> CONSEGNE:
A – Riscrivi il tratto del testo sulla preparazione del terreno per il prato da "Il drenaggio verticale" fino a "150 a 400kg/ha.", mettendo "fertilizzazione" al posto di "concimazione".
B – Prosegui il testo sulla preparazione del terreno per il prato, partendo subito dopo la sua ultima frase.

> TESTO:
LAVORAZIONI PROFONDE

Dopo aver ripulito il terreno da eventuali detriti ed erbe infestanti vanno studiate le quote della superficie e calcolati i riporti di terra idonei a realizzare i livelli e la conformazione finale prevista. La terra di riporto deve essere adatta alle colture agrarie e utilizzata per ripianare buche o realizzare dossi e terrazzamenti. Il terreno deve essere, quindi, lavorato per smuovere il suolo e ripristinare una struttura grumosa che favorisca migliori condizioni per lo sviluppo delle piante. Se il suolo è di buona costituzione e struttura, la sua lavorazione deve raggiungere la profondità di 25 cm; se, invece, è la prima volta che su quel terreno si realizza un prato, è meglio arrivare a una profondità minima di 40 cm, per garantire una buona vegetazione e una migliore e pronta risposta a eventuali condizioni meteorologiche difficili.

IL DRENAGGIO

Per un efficace drenaggio devono funzionare simultaneamente sia il sistema orizzontale (quando l’acqua si muove nel prato in senso orizzontale per scorrimento) sia il sistema verticale (quando l’acqua si muove nel prato in senso verticale per infiltrazione).

Il drenaggio verticale sfrutta tubi di raccolta posti a circa 50 cm di profondità (a seconda dei costituenti del suolo) e alloggiati in strati molto permeabili allo scopo di raccogliere facilmente l’acqua di infiltrazione per gravità.

Il drenaggio orizzontale si ottiene calcolando le pendenze del suolo verso i lati del prato o del giardino, dove possono essere localizzati i canaletti di raccolta e scorrimento delle acque.

Per dare poi al terreno fertilità e una buona riserva di minerali è necessaria la concimazione. I concimi dovranno essere composti di azoto, fosforo e potassio. Le dosi ottimali sono le seguenti:

  • concime organico: da 2000 a 5000 kg/ha;
  • perfosfato minerale: da 200 a 650 kg/ha;
  • solfato di potassio: da 150 a 400kg/ha.

Le specie erbacee da prato richiedono un valore pH compreso tra 5,5 e 7,5 con predilezione per indici inferiori a 7.

> DATI:
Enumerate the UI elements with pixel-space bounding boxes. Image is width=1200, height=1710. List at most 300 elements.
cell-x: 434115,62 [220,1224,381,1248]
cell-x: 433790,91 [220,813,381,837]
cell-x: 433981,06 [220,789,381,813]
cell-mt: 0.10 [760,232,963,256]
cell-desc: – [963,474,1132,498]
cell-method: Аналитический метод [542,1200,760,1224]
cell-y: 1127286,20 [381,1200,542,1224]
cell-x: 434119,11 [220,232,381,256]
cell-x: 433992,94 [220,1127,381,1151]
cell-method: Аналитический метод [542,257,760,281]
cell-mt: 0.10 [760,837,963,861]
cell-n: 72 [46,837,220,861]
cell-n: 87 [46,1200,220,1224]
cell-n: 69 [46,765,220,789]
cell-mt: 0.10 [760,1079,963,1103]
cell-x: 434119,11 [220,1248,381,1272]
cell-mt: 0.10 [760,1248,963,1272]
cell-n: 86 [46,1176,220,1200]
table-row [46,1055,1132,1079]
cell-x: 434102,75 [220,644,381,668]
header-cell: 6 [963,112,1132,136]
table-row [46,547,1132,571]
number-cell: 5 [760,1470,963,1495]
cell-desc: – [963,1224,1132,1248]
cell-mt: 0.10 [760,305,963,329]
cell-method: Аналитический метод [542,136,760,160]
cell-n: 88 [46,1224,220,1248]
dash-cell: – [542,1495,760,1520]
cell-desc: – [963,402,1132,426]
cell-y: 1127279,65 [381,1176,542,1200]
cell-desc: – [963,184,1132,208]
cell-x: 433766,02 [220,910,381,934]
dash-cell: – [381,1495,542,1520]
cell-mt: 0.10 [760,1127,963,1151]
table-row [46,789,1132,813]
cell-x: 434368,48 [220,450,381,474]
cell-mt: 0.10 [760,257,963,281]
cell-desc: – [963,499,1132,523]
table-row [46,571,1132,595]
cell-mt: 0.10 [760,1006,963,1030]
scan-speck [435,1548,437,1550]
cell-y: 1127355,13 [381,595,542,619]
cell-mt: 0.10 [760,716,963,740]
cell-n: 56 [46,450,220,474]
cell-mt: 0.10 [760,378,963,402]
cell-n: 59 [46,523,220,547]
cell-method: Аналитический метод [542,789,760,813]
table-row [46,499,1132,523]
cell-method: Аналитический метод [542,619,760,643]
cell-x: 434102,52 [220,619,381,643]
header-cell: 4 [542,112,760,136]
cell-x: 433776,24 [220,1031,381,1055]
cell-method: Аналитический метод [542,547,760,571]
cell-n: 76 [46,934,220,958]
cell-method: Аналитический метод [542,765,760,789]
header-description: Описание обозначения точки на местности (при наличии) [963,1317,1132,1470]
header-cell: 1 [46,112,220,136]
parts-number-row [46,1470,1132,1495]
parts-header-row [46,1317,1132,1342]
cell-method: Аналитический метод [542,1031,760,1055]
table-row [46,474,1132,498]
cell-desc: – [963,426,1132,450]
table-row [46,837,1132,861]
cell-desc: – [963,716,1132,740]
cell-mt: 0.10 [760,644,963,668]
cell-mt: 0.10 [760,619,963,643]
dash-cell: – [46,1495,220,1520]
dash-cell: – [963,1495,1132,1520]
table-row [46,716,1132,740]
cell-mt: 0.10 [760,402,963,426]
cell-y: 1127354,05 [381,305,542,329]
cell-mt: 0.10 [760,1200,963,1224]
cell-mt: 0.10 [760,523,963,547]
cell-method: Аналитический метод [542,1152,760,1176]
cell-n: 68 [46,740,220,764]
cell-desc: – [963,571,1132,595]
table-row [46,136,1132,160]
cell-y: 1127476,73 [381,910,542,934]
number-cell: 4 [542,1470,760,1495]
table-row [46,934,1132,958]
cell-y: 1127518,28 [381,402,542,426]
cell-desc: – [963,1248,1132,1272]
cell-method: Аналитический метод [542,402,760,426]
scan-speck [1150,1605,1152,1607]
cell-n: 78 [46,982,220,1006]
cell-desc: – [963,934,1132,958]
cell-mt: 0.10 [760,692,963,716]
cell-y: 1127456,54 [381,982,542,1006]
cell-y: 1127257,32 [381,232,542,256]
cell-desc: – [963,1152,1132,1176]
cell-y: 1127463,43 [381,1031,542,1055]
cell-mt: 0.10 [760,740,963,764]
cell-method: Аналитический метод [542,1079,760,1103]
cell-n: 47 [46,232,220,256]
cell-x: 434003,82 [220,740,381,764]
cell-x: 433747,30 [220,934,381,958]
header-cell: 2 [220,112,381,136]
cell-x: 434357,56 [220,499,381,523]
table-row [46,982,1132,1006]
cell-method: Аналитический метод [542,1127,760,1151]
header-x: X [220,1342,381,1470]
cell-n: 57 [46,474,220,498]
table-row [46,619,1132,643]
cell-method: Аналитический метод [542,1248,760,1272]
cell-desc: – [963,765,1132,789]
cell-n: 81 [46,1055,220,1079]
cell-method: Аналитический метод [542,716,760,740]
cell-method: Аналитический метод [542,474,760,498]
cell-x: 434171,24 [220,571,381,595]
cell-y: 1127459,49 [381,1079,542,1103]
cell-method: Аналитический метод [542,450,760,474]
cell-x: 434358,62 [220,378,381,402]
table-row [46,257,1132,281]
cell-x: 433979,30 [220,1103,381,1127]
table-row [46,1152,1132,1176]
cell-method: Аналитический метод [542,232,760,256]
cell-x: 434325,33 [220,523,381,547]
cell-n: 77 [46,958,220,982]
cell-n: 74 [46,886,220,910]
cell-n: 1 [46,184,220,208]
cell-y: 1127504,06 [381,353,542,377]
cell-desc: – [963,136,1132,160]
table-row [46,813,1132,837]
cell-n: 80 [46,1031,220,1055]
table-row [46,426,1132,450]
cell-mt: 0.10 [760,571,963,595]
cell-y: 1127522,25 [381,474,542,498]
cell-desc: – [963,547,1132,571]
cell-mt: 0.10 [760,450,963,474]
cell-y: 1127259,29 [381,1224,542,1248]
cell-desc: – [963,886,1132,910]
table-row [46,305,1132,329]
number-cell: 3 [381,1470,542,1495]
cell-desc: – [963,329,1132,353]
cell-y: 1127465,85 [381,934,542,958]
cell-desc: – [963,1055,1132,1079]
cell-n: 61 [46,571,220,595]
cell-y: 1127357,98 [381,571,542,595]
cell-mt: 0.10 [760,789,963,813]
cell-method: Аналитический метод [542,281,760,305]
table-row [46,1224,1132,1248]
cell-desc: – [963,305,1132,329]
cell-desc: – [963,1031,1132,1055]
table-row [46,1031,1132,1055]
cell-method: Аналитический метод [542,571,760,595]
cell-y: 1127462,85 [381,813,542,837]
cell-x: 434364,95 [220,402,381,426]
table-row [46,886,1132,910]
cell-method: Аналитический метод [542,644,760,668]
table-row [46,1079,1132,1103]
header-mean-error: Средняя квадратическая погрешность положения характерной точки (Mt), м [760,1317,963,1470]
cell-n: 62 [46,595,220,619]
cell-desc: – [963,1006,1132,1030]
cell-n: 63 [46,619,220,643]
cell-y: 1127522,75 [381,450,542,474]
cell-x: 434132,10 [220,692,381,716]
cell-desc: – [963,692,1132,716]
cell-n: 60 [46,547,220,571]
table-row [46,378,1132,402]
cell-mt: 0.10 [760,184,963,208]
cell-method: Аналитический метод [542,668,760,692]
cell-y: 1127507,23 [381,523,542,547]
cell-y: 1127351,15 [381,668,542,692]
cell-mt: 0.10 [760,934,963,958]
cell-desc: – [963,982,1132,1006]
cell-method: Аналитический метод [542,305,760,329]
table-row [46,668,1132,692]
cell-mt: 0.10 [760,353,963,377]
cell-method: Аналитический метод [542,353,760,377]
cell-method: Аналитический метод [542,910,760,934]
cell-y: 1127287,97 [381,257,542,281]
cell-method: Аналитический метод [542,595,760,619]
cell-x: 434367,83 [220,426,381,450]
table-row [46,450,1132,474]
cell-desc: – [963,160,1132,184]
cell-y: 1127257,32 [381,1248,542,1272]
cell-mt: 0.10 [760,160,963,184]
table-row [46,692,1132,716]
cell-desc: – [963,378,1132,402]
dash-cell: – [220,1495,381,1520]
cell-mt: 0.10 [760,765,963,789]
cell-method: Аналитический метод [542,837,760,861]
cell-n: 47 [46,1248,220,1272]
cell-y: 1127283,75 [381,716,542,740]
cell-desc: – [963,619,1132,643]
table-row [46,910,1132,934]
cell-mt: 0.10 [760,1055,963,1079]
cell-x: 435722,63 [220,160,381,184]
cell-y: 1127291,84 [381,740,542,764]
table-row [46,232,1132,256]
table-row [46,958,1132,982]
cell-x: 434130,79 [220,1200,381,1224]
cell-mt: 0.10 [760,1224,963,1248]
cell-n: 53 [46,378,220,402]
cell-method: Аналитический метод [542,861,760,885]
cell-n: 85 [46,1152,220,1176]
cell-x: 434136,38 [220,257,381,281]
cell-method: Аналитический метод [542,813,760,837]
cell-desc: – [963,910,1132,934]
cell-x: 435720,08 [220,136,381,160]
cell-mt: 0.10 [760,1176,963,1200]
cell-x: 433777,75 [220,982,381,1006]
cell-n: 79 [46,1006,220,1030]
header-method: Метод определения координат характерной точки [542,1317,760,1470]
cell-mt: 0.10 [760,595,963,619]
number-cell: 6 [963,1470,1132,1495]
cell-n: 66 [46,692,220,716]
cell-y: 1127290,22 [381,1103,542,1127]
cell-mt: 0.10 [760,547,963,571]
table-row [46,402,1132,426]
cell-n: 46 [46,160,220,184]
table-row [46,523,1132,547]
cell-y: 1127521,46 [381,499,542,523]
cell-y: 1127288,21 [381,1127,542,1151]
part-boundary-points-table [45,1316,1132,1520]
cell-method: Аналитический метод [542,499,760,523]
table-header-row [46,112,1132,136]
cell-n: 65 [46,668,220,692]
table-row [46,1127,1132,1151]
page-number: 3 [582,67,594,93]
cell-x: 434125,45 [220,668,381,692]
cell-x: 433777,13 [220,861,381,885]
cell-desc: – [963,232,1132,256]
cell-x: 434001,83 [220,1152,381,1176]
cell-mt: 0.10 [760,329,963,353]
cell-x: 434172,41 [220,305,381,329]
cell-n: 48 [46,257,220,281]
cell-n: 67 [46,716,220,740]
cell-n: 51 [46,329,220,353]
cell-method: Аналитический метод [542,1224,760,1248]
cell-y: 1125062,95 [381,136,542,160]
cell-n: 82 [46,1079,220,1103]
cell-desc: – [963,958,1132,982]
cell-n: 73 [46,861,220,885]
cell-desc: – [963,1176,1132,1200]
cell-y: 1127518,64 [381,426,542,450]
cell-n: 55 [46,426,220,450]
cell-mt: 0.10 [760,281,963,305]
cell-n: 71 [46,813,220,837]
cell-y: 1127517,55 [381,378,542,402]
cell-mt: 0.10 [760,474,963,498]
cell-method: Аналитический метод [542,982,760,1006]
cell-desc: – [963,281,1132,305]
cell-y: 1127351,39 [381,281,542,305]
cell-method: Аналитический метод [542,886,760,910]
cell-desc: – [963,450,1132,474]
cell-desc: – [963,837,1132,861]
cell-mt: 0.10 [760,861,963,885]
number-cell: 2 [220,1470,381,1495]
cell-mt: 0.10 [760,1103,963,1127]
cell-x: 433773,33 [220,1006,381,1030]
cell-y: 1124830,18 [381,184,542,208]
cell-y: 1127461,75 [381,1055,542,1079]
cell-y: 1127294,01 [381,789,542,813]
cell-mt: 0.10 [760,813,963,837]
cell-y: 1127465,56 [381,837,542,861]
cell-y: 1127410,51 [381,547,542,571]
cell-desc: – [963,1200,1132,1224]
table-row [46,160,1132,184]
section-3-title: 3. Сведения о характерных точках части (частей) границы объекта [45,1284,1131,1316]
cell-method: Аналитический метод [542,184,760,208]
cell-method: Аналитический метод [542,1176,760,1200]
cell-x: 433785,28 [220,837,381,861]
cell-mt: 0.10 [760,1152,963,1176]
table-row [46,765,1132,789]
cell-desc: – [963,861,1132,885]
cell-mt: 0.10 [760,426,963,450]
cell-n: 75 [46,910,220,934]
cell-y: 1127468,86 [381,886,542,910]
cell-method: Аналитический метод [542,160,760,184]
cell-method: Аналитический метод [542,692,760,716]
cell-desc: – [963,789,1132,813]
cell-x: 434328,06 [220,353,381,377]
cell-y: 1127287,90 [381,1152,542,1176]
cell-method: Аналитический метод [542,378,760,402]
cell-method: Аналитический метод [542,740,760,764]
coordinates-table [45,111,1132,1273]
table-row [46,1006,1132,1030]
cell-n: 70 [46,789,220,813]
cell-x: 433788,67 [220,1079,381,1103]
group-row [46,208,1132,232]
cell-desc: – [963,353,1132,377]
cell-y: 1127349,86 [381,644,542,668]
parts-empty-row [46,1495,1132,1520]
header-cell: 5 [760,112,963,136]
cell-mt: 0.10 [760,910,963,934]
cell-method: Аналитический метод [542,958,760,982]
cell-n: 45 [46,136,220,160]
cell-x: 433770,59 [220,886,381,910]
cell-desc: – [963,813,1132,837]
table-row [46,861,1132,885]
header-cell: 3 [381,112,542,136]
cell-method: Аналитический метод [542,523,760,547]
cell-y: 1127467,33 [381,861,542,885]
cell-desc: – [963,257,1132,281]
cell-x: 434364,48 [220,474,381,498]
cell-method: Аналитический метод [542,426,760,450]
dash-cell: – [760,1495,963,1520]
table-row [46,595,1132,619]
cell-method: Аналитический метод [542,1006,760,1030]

> RISPOSTE:
A –
Il drenaggio verticale sfrutta tubi di raccolta posti a circa 50 cm di profondità (a seconda dei costituenti del suolo) e alloggiati in strati molto permeabili allo scopo di raccogliere facilmente l’acqua di infiltrazione per gravità.

Il drenaggio orizzontale si ottiene calcolando le pendenze del suolo verso i lati del prato o del giardino, dove possono essere localizzati i canaletti di raccolta e scorrimento delle acque.

Per dare poi al terreno fertilità e una buona riserva di minerali è necessaria la fertilizzazione. I concimi dovranno essere composti di azoto, fosforo e potassio. Le dosi ottimali sono le seguenti:

  • concime organico: da 2000 a 5000 kg/ha;
  • perfosfato minerale: da 200 a 650 kg/ha;
  • solfato di potassio: da 150 a 400kg/ha.

B –
E’ possibile aumentare o diminuire il pH di un terreno nel caso in cui non corrisponda ai valori ottimali della coltivazione, con sostanze correttive, rappresentate da concimi a reazione acida o alcalina, a seconda della necessità.

 Per ricoprire di erba la superficie del terreno si può ricorrere alla semina oppure alla posa di zolle erbose.

  • La semina è realizzabile nella maggior parte delle nostre regioni da fine marzo a metà ottobre; per i prati ornamentali o sportivi è consigliabile la semina tra la fine dell’estate e l’inizio dell’autunno.

Su ampie superfici si esegue una semina meccanica, distribuendo contemporaneamente semente, concimazione di partenza e leggera copertura con terra e torba. Questa operazione viene seguita da una soffice rullatura per favorire una migliore adesione fra semente e suolo.

La semina manuale si pratica solo su piccole superfici, con passaggi a distribuzione incrociata; per migliorare la distribuzione uniforme del seme è buona norma miscelare semente e sabbia in rapporto 1:1.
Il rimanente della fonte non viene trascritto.